* Exercise goal: Pull out from the material below all lines with "name".
── Material provided ──
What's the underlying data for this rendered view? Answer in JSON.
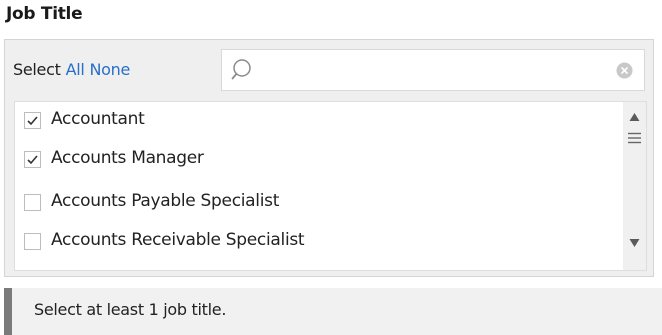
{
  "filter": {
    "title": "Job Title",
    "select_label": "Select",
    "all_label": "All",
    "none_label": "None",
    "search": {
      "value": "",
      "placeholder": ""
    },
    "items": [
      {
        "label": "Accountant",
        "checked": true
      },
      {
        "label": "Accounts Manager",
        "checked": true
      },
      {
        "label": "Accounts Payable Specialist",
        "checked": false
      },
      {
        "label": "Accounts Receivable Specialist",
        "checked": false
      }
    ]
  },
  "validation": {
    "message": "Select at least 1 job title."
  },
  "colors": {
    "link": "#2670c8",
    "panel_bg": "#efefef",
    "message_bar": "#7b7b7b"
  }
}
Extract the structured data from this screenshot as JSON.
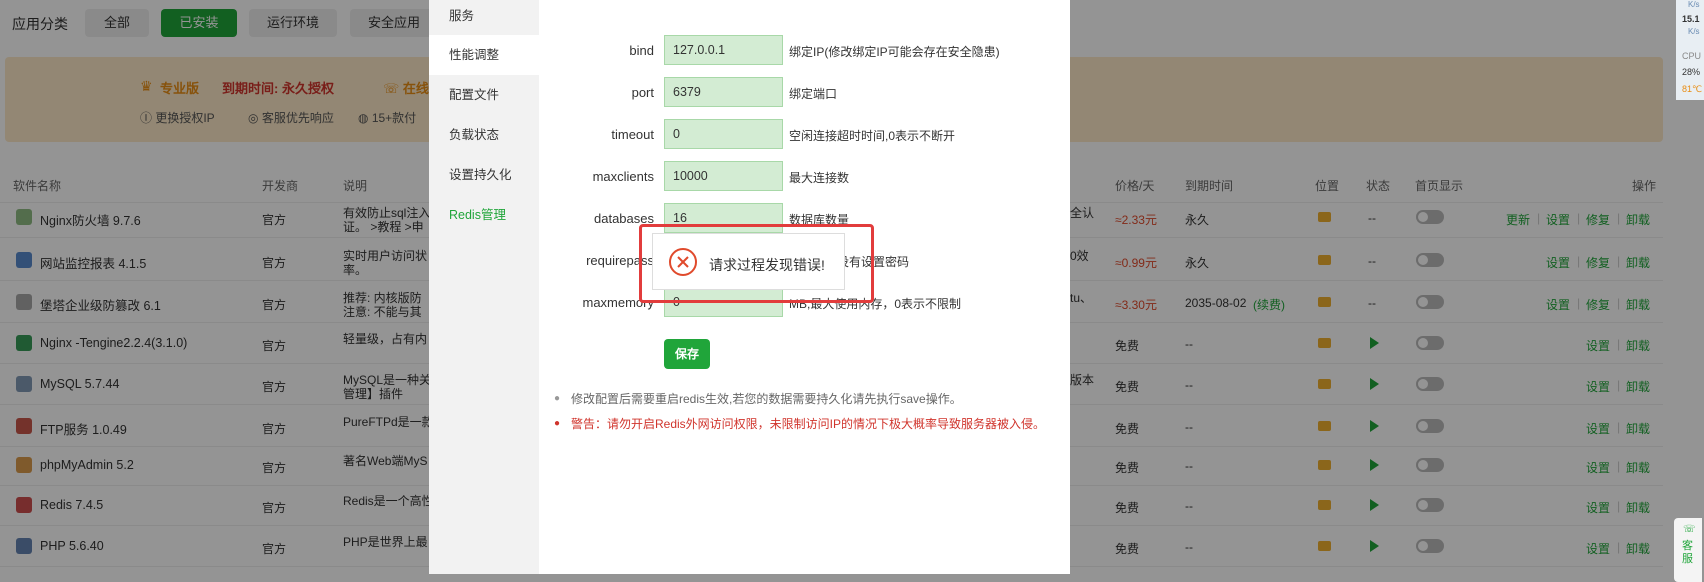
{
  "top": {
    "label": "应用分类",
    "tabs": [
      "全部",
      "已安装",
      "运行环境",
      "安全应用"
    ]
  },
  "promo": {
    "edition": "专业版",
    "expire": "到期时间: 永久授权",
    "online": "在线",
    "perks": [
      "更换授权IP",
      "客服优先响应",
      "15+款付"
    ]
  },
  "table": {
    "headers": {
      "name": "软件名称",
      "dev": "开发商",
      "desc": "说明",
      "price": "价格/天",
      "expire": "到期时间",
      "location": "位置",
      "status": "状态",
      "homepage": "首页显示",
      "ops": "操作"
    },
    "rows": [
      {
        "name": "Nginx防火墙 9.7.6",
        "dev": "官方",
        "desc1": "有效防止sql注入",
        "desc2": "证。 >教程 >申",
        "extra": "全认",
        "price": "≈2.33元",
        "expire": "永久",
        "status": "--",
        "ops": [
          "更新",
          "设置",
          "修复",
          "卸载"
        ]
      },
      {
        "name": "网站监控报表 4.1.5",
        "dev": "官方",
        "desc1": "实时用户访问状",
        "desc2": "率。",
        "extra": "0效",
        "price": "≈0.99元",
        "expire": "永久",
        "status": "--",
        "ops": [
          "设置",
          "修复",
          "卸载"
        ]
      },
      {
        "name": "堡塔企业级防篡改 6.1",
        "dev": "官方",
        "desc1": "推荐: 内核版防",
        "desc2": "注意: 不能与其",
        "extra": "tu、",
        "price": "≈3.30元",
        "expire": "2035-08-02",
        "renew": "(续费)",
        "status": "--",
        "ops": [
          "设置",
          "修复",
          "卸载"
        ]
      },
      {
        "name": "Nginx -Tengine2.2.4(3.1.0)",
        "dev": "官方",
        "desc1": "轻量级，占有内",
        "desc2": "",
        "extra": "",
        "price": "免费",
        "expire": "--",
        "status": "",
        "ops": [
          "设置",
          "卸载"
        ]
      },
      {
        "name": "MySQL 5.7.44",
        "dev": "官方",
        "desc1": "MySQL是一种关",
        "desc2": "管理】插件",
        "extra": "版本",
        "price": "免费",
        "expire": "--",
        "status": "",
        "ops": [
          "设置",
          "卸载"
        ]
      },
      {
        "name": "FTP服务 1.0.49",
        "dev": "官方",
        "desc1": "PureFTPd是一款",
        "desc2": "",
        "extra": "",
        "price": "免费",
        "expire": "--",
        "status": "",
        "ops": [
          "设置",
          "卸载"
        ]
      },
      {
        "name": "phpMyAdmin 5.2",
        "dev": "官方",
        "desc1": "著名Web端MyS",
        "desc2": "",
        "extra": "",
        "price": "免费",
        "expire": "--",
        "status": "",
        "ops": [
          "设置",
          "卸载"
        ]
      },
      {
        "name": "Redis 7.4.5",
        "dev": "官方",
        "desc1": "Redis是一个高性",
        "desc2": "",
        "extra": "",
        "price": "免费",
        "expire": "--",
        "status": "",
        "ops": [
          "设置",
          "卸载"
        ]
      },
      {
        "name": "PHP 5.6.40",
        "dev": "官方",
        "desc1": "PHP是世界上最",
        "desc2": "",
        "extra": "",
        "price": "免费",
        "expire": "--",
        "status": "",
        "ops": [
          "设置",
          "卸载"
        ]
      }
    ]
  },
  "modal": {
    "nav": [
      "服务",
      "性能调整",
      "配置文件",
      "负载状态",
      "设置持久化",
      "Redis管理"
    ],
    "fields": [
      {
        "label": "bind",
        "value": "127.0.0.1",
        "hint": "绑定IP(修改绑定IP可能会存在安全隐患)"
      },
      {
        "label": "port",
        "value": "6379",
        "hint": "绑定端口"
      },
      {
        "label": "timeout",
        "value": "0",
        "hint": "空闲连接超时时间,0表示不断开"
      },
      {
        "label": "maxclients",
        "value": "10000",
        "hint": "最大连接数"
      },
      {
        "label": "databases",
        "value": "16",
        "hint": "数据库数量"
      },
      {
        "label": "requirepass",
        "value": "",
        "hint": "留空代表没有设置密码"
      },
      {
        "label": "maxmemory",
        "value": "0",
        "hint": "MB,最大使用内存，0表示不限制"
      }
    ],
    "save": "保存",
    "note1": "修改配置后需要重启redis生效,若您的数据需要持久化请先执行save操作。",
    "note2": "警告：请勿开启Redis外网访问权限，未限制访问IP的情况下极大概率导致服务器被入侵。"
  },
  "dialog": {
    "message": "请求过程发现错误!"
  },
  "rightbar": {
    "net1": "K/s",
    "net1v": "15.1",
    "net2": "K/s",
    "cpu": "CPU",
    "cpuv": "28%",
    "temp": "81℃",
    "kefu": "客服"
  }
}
───
* Task solution:
      "name": "软件名称",
        "name": "Nginx防火墙 9.7.6",
        "name": "网站监控报表 4.1.5",
        "name": "堡塔企业级防篡改 6.1",
        "name": "Nginx -Tengine2.2.4(3.1.0)",
        "name": "MySQL 5.7.44",
        "name": "FTP服务 1.0.49",
        "name": "phpMyAdmin 5.2",
        "name": "Redis 7.4.5",
        "name": "PHP 5.6.40",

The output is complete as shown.